Exercise objective
Set down exactly the lines that run from the line with "Convert this screenshot" to the end of the data, and nothing else.

Supplied information
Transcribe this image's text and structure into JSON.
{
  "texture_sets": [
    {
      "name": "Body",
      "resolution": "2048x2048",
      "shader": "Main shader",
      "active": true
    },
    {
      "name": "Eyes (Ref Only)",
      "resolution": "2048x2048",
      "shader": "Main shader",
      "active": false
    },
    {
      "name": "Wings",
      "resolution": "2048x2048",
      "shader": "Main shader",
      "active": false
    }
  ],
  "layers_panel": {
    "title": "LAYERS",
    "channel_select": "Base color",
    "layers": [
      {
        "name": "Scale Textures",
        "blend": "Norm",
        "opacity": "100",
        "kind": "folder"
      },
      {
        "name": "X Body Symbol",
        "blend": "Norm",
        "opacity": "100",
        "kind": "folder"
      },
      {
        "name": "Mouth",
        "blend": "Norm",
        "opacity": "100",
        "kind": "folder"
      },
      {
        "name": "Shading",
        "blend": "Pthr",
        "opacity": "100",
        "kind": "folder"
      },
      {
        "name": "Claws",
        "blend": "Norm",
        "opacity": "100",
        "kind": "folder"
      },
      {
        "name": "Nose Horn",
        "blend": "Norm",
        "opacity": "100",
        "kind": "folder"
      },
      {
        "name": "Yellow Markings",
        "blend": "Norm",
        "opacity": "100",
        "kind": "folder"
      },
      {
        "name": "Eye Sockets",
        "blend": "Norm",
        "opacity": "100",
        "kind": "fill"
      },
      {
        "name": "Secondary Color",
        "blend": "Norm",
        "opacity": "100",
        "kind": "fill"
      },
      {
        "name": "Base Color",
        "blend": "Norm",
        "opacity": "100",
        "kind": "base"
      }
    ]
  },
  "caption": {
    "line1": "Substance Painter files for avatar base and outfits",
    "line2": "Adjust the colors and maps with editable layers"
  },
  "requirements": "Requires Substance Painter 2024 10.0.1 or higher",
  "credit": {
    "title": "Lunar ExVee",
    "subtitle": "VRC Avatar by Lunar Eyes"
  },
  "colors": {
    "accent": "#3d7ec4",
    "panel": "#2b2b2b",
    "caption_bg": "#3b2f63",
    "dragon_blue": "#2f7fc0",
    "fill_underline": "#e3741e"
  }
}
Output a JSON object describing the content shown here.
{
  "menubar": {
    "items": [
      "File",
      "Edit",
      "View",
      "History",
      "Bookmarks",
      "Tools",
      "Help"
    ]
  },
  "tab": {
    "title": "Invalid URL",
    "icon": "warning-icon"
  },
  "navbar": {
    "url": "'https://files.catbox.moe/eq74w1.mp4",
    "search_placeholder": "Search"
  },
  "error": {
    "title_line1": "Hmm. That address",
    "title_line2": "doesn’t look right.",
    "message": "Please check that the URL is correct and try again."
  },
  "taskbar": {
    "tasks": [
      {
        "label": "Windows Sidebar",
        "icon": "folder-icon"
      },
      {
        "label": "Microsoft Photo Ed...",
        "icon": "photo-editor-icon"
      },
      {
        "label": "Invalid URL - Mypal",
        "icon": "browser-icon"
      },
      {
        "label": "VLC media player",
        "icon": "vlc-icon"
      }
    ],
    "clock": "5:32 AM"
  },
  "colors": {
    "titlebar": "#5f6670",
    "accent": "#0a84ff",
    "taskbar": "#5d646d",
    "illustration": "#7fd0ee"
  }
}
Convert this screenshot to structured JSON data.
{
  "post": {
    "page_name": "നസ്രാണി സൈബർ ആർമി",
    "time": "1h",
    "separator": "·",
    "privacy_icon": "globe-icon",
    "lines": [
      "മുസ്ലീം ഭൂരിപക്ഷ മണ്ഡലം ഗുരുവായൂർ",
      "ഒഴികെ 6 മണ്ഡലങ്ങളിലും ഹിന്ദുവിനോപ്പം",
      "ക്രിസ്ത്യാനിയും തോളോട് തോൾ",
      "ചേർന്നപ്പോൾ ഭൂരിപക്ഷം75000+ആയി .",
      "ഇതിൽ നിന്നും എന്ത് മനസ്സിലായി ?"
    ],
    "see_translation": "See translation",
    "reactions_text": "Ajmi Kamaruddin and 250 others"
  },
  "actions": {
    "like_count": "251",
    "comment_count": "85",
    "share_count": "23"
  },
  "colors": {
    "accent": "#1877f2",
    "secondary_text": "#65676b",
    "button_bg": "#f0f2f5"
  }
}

Output for this exercise
Convert this screenshot to structured JSON data.
{
  "post": {
    "page_name": "നസ്രാണി സൈബർ ആർമി",
    "time": "1h",
    "separator": "·",
    "privacy_icon": "globe-icon",
    "lines": [
      "മുസ്ലീം ഭൂരിപക്ഷ മണ്ഡലം ഗുരുവായൂർ",
      "ഒഴികെ 6 മണ്ഡലങ്ങളിലും ഹിന്ദുവിനോപ്പം",
      "ക്രിസ്ത്യാനിയും തോളോട് തോൾ",
      "ചേർന്നപ്പോൾ ഭൂരിപക്ഷം75000+ആയി .",
      "ഇതിൽ നിന്നും എന്ത് മനസ്സിലായി ?"
    ],
    "see_translation": "See translation",
    "reactions_text": "Ajmi Kamaruddin and 250 others"
  },
  "actions": {
    "like_count": "251",
    "comment_count": "85",
    "share_count": "23"
  },
  "colors": {
    "accent": "#1877f2",
    "secondary_text": "#65676b",
    "button_bg": "#f0f2f5"
  }
}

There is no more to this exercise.